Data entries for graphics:
****

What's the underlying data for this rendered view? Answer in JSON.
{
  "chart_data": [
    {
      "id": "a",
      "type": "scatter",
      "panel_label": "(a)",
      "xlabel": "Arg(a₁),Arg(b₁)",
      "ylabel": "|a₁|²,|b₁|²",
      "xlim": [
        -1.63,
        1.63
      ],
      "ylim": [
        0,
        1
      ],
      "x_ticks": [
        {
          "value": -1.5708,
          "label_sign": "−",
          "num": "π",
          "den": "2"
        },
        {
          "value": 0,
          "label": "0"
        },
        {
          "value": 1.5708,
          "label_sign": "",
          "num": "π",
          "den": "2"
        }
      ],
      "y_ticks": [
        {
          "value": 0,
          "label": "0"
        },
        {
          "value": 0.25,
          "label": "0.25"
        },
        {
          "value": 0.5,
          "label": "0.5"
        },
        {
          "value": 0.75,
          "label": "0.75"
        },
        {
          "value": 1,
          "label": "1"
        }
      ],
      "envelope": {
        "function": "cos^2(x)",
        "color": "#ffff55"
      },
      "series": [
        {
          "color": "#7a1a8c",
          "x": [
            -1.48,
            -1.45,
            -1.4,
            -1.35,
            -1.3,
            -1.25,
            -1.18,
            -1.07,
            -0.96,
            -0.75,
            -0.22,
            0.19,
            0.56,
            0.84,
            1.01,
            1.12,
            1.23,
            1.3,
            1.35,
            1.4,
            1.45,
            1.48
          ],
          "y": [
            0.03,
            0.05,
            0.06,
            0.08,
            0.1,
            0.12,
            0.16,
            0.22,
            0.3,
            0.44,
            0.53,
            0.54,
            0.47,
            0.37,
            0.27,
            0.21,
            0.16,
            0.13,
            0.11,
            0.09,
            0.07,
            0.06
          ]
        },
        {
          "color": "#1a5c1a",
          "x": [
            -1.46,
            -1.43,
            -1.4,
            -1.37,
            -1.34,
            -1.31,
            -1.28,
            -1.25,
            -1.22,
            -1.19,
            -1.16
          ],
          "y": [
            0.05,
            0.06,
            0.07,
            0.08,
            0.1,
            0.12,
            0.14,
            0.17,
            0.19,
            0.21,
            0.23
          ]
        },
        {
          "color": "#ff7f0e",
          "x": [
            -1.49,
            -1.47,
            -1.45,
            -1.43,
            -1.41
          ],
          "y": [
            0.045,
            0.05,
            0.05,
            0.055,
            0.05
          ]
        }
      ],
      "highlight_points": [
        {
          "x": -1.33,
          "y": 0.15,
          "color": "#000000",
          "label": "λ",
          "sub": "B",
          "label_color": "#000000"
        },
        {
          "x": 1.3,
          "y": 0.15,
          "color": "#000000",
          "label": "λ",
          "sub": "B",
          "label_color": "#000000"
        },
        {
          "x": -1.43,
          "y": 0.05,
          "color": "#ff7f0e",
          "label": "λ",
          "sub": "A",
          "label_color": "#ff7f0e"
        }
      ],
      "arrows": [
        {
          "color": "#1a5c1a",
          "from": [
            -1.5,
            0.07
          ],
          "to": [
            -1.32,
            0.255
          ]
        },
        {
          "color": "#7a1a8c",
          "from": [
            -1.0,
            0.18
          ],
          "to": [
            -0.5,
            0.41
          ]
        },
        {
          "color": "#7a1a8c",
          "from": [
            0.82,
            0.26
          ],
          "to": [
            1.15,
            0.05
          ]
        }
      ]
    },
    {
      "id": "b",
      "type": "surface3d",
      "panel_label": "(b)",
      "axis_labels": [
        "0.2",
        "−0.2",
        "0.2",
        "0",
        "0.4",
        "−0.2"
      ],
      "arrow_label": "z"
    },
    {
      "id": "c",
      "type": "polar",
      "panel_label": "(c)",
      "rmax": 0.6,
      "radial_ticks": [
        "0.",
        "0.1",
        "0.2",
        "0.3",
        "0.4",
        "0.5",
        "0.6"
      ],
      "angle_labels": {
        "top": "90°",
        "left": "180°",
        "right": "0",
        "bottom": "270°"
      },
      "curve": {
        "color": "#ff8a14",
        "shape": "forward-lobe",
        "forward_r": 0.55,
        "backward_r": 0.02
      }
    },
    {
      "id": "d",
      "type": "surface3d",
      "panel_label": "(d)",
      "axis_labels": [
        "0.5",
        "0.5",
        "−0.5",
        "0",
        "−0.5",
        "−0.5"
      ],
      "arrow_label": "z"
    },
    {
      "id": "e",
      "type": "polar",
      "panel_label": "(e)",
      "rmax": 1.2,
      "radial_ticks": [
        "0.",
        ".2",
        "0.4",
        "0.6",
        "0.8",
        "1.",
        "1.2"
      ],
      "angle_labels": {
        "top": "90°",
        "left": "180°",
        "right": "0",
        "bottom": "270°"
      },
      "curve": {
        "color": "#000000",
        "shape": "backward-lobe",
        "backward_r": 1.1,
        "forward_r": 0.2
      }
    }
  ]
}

****

- [PROBLEM TO WORK ON]
Point out every line holding the string "lobe" and copy it.

- [FULL OUTPUT]
        "shape": "forward-lobe",
        "shape": "backward-lobe",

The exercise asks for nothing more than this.